Check each line of the material below for "text". Report how many have it, with no other words.
* START Provided material *
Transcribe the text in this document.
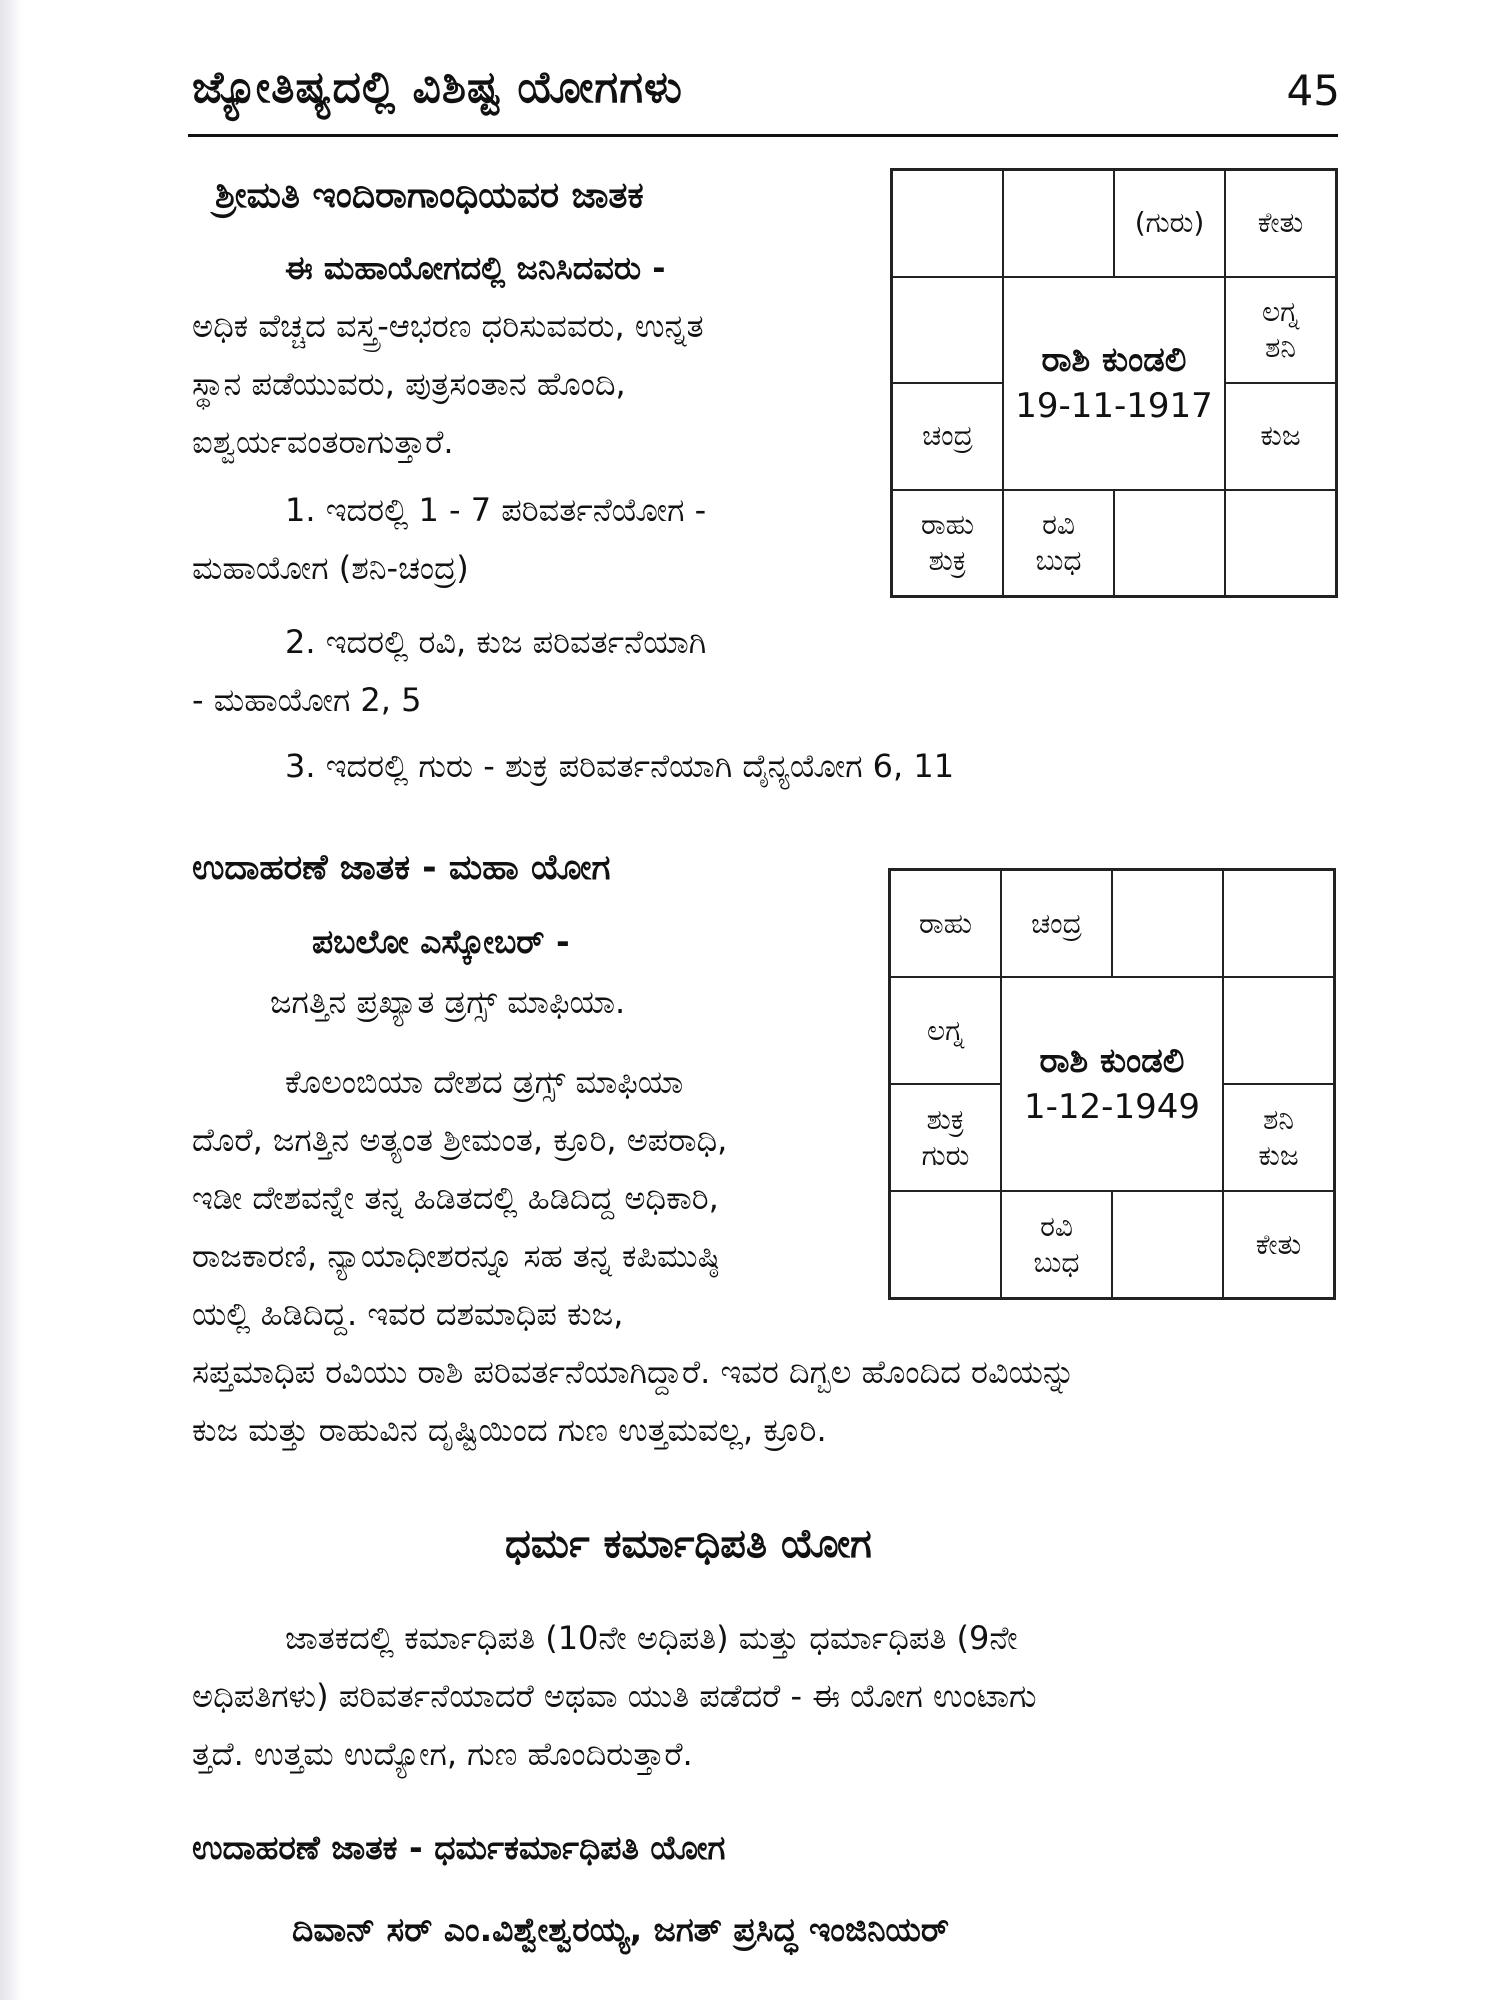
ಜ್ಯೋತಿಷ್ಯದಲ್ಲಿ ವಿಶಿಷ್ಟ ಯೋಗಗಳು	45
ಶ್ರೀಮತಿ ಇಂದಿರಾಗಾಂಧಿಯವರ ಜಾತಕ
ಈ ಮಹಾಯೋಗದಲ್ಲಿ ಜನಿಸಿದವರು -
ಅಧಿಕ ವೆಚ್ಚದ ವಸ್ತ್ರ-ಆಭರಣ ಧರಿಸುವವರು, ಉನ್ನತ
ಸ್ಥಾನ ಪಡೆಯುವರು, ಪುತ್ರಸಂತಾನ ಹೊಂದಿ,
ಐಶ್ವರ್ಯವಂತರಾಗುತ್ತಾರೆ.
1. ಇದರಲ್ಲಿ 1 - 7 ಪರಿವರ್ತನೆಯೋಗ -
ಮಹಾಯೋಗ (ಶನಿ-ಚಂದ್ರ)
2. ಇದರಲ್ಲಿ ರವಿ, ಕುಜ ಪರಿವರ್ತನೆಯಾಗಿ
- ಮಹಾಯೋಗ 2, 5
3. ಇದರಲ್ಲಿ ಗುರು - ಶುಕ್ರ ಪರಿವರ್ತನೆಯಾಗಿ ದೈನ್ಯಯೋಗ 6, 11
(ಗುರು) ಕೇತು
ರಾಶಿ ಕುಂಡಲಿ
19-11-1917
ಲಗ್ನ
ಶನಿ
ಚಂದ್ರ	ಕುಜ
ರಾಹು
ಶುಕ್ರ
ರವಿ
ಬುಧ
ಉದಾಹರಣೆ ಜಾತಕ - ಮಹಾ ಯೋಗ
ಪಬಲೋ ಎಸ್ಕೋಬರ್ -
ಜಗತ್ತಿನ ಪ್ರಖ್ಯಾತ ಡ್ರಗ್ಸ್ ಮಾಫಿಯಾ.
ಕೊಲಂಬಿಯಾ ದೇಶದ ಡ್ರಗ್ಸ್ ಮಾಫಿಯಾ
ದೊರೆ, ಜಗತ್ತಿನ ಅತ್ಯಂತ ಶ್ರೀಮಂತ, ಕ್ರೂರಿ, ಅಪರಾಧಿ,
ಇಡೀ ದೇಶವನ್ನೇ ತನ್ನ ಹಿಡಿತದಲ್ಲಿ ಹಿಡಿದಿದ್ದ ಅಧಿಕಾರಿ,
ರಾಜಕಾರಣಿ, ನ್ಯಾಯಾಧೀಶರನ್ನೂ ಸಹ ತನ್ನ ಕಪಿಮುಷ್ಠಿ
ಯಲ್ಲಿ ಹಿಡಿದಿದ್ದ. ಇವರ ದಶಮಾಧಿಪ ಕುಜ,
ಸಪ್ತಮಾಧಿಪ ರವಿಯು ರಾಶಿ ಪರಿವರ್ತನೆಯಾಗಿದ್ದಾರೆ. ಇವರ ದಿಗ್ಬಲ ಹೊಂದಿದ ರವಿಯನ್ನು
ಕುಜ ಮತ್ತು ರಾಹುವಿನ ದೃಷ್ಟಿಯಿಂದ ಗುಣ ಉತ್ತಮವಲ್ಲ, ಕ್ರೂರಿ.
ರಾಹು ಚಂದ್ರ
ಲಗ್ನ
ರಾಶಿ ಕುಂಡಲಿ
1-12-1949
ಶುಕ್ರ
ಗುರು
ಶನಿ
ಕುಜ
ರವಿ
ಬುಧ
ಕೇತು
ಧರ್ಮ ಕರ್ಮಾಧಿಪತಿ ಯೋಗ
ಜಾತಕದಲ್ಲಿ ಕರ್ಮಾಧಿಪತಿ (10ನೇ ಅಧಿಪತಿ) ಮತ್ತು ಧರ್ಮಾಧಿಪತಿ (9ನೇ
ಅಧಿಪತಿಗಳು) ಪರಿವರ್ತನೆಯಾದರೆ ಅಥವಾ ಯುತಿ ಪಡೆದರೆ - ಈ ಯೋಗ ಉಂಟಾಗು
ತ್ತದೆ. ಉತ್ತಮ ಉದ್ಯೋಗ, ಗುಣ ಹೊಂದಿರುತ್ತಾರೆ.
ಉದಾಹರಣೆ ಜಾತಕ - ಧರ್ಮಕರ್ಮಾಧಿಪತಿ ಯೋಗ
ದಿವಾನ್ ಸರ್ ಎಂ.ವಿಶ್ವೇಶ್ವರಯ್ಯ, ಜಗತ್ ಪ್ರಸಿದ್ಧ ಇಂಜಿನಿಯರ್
* END Provided material *
* START Provided material *
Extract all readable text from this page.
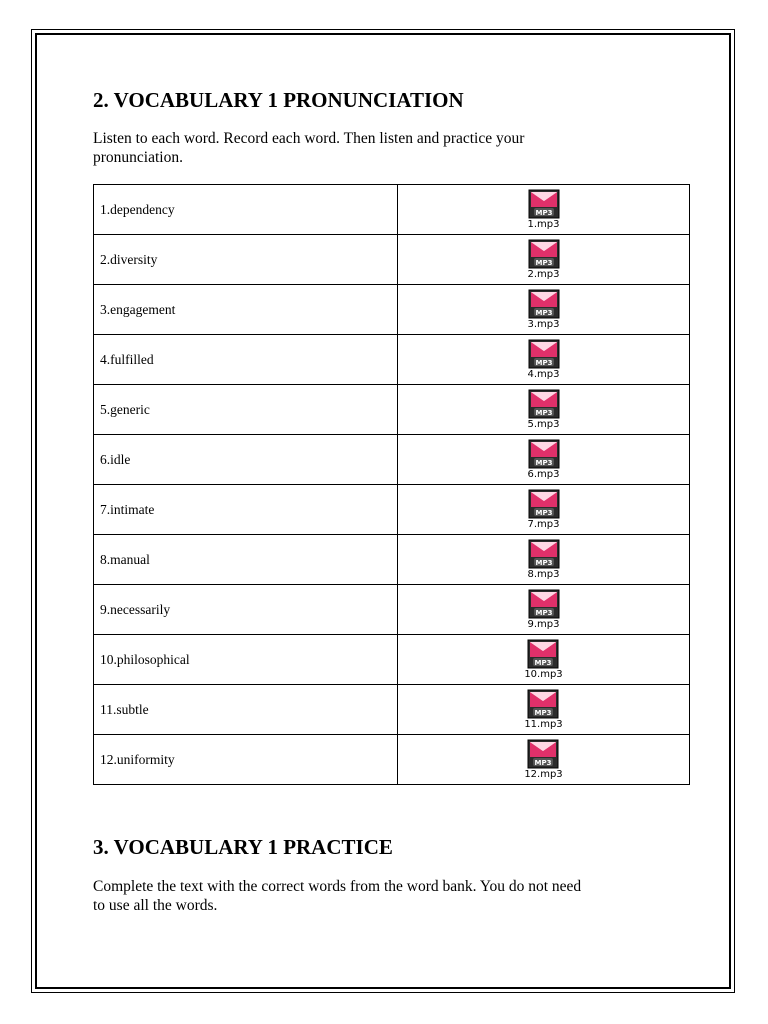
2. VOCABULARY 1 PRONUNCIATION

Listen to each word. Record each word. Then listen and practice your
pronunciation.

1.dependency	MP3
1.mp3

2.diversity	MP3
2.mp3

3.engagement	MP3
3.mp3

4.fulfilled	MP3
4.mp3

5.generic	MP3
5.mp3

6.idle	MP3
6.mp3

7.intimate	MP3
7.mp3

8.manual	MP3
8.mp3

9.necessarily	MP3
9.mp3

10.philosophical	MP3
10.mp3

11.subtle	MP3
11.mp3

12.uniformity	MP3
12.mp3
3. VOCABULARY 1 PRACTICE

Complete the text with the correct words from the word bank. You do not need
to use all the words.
* END Provided material *
* START Provided material *
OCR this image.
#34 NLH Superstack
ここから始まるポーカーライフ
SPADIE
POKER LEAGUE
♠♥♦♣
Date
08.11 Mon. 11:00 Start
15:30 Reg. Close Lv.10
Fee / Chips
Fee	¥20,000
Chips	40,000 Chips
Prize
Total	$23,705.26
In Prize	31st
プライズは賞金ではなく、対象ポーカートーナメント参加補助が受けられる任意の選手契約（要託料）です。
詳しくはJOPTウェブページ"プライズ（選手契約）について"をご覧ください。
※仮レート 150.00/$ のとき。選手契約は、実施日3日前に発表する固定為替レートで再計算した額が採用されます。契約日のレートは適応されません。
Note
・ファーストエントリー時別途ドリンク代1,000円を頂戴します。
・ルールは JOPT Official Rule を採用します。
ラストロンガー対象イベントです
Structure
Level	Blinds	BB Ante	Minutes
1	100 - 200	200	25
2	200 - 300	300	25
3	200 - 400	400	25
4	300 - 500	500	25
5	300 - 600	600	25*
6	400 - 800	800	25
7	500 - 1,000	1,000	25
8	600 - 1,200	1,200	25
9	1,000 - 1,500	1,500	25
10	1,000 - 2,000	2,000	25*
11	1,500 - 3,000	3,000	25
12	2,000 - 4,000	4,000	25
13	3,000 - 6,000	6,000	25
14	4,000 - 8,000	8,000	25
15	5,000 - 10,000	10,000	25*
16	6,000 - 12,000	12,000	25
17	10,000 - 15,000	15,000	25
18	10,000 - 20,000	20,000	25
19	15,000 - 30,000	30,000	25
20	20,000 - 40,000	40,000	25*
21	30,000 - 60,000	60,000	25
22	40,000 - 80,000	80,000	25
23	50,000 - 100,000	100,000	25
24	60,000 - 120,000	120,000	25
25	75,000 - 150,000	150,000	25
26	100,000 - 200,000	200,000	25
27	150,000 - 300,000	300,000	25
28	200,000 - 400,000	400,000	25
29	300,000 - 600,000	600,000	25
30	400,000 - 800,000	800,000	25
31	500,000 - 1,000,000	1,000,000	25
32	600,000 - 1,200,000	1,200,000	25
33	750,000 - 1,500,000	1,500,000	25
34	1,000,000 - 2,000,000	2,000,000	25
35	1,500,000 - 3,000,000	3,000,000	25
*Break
* END Provided material *
__Exercise result__
3